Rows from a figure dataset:
⟨
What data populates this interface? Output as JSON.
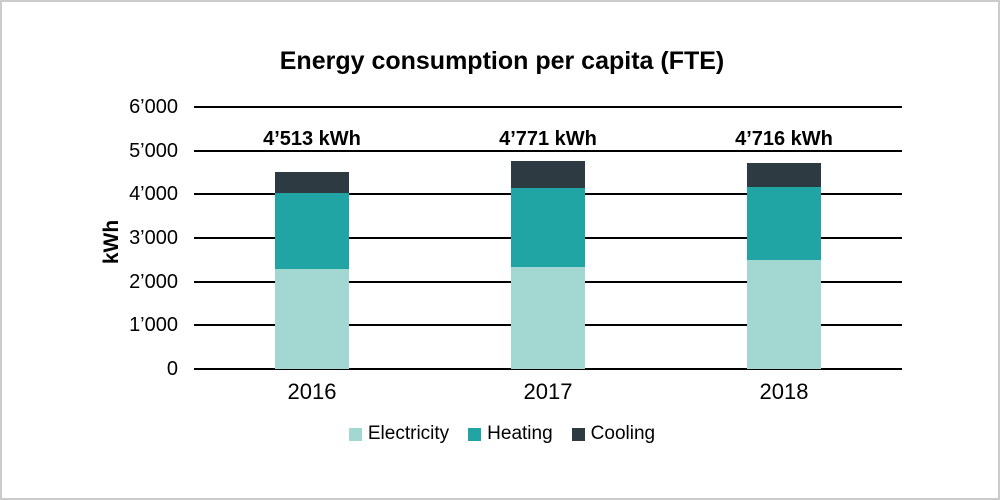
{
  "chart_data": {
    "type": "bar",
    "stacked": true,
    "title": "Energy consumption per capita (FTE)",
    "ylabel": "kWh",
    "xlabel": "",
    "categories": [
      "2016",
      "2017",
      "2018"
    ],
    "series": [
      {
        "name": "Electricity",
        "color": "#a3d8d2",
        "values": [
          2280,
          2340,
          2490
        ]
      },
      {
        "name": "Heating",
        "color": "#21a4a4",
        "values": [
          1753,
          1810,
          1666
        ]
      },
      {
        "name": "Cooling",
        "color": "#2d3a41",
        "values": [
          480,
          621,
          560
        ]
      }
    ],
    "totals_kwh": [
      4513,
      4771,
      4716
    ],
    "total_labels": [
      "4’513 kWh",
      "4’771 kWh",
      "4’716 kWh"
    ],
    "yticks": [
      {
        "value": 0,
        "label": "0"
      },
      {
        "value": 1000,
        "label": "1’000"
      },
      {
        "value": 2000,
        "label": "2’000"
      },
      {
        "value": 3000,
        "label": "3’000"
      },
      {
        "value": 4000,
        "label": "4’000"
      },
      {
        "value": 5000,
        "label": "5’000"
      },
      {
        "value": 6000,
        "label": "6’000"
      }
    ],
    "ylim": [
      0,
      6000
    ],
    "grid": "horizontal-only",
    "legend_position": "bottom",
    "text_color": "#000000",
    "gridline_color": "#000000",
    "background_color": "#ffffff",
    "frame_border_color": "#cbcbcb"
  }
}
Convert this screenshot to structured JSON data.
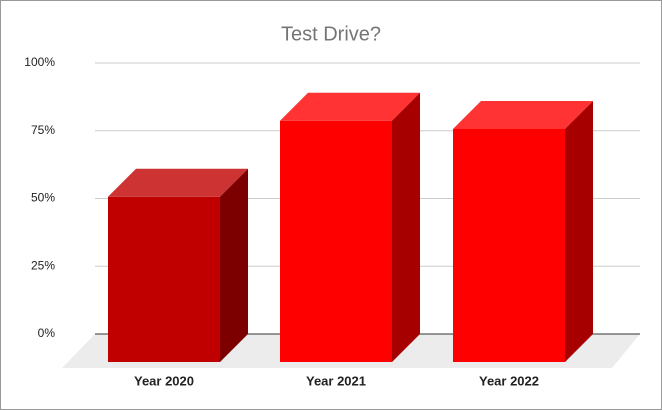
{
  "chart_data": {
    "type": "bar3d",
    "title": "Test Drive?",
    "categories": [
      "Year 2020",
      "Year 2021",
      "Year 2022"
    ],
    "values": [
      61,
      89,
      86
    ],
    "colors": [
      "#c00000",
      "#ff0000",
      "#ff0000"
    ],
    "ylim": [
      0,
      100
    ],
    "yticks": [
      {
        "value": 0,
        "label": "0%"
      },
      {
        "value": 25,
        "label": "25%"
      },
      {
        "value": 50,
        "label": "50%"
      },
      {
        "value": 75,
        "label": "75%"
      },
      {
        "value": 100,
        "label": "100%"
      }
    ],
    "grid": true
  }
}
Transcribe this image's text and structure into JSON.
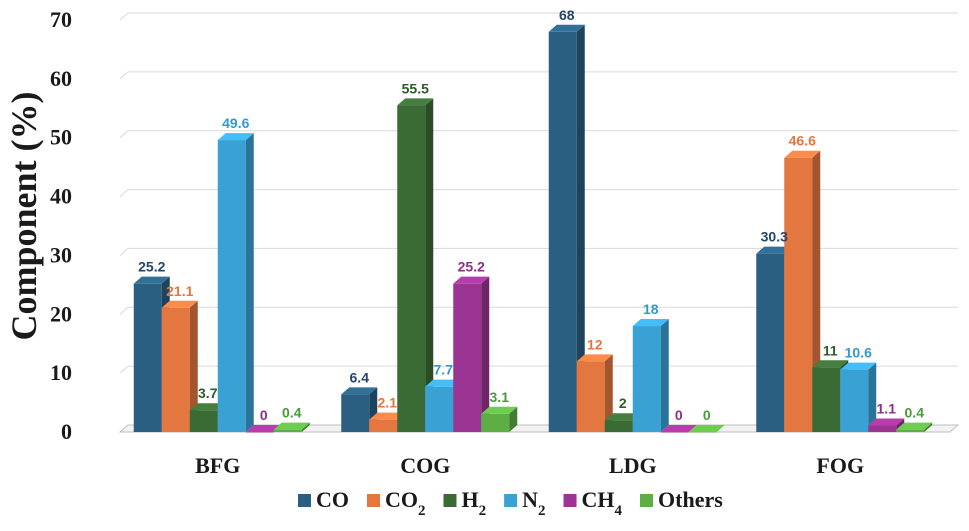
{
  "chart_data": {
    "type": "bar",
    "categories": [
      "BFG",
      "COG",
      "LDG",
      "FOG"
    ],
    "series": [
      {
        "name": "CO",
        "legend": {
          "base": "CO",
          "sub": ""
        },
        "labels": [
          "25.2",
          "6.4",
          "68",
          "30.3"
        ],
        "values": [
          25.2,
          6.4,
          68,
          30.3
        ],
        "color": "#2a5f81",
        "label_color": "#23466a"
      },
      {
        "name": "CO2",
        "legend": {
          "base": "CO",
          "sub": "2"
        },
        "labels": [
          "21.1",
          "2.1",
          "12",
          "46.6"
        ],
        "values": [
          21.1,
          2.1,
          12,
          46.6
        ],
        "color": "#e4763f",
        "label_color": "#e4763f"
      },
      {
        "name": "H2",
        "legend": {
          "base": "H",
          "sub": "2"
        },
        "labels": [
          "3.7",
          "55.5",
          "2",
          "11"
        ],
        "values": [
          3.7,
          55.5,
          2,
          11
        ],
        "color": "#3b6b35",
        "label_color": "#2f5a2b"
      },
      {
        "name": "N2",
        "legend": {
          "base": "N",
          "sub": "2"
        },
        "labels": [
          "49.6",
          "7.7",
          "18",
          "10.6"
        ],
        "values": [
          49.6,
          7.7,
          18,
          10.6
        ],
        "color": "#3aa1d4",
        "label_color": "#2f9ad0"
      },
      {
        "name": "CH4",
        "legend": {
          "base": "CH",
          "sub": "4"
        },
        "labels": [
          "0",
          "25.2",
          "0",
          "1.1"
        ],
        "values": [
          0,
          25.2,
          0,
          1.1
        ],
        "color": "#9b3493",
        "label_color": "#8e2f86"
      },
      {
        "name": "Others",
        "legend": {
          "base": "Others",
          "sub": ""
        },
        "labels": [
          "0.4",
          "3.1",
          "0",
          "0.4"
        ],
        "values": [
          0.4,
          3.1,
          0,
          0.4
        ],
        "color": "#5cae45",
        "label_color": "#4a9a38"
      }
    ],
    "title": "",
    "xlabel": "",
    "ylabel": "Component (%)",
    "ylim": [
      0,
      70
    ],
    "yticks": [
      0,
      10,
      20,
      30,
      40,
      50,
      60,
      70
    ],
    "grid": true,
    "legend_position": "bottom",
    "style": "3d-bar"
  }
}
⟩
⟨
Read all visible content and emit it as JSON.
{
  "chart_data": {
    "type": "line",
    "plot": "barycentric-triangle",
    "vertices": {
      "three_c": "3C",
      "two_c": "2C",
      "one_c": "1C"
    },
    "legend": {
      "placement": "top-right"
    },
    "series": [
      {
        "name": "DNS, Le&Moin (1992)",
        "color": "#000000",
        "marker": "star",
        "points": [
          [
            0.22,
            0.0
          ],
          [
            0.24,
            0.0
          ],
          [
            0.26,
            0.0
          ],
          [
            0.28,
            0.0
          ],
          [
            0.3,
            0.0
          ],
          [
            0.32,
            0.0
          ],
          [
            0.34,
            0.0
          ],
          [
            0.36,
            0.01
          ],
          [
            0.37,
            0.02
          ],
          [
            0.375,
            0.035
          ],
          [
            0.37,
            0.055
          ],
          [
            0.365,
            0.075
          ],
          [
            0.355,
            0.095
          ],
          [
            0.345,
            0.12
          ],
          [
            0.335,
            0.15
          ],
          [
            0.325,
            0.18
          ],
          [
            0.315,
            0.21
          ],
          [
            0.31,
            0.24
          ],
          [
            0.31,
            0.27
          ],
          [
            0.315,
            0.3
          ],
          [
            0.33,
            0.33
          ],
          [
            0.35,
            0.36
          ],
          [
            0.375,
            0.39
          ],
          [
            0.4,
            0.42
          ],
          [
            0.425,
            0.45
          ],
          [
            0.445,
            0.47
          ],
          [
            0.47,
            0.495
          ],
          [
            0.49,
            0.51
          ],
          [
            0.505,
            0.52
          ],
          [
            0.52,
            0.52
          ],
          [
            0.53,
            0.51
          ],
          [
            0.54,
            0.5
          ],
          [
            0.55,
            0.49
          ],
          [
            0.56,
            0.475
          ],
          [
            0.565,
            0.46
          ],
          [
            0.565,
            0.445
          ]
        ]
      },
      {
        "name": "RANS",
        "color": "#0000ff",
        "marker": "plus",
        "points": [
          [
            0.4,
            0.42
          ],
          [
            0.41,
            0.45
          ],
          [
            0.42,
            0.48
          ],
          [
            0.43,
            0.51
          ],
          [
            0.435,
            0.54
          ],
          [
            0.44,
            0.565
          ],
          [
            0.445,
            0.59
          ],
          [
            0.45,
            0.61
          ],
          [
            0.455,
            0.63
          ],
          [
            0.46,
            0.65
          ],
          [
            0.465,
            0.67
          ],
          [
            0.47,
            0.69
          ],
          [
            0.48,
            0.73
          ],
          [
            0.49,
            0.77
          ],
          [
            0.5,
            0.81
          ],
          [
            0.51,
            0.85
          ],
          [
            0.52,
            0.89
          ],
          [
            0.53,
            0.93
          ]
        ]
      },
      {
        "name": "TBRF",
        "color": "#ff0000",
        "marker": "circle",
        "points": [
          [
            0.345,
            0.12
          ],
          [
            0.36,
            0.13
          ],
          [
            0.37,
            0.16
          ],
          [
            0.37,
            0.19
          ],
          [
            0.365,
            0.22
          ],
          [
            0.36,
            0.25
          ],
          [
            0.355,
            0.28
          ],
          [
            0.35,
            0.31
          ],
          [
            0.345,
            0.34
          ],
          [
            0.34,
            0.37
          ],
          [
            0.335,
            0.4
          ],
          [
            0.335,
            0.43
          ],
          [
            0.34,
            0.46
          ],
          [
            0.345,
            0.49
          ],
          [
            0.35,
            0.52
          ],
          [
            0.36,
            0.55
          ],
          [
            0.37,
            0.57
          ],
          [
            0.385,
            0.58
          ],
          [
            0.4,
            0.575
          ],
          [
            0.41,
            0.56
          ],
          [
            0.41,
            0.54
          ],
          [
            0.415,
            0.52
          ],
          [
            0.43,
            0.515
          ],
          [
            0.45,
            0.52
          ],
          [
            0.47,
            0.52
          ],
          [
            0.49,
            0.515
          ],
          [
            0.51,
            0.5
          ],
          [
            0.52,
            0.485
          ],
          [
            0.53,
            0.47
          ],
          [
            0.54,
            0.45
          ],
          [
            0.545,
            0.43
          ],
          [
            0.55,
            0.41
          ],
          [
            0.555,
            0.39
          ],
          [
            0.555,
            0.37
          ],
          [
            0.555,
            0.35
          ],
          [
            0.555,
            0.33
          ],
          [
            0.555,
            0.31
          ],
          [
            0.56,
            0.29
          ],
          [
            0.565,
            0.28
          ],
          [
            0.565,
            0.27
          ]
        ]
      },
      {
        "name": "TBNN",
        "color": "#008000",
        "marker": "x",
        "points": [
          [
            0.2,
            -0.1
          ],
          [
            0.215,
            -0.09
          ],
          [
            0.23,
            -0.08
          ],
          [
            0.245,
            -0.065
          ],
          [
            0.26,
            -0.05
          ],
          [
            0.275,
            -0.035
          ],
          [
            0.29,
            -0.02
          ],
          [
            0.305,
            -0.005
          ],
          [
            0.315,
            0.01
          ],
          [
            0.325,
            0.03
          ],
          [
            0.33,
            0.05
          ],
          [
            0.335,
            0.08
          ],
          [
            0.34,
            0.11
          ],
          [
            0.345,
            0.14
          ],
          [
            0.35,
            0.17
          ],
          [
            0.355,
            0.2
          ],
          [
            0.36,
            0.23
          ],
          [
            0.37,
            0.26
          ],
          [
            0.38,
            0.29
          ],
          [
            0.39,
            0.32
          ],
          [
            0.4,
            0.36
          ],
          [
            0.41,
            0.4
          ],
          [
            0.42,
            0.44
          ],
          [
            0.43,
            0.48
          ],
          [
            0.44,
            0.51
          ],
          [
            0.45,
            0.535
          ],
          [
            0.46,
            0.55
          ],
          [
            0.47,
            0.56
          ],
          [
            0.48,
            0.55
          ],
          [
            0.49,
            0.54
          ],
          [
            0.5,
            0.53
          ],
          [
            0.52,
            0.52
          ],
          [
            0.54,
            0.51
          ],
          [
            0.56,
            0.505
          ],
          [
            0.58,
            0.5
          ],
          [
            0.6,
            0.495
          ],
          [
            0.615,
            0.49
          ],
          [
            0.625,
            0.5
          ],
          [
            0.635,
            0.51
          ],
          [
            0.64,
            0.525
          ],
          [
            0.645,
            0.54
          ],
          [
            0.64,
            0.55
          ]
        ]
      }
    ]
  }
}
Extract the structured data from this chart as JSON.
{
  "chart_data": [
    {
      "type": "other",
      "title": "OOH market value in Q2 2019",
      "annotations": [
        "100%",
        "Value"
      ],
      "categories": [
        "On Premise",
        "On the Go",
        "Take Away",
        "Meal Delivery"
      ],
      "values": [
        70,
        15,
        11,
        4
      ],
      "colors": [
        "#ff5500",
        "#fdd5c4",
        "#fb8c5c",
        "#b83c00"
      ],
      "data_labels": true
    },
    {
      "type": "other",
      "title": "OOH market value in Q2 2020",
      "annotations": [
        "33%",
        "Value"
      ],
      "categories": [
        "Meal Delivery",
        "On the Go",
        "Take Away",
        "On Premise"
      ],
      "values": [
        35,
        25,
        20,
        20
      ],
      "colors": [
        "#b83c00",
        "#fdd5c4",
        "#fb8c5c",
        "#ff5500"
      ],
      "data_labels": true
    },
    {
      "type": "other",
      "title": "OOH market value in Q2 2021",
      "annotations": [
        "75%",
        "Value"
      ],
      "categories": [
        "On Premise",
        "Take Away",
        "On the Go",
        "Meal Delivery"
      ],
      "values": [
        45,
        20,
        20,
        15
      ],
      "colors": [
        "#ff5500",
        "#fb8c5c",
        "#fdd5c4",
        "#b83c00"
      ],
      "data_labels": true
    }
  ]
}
⟩
- [DIRECTIONS]: Search the entries for "marker" and copy out each line that has it.

- [SOLUTION TO THIS PROBLEM]:
        "marker": "star",
        "marker": "plus",
        "marker": "circle",
        "marker": "x",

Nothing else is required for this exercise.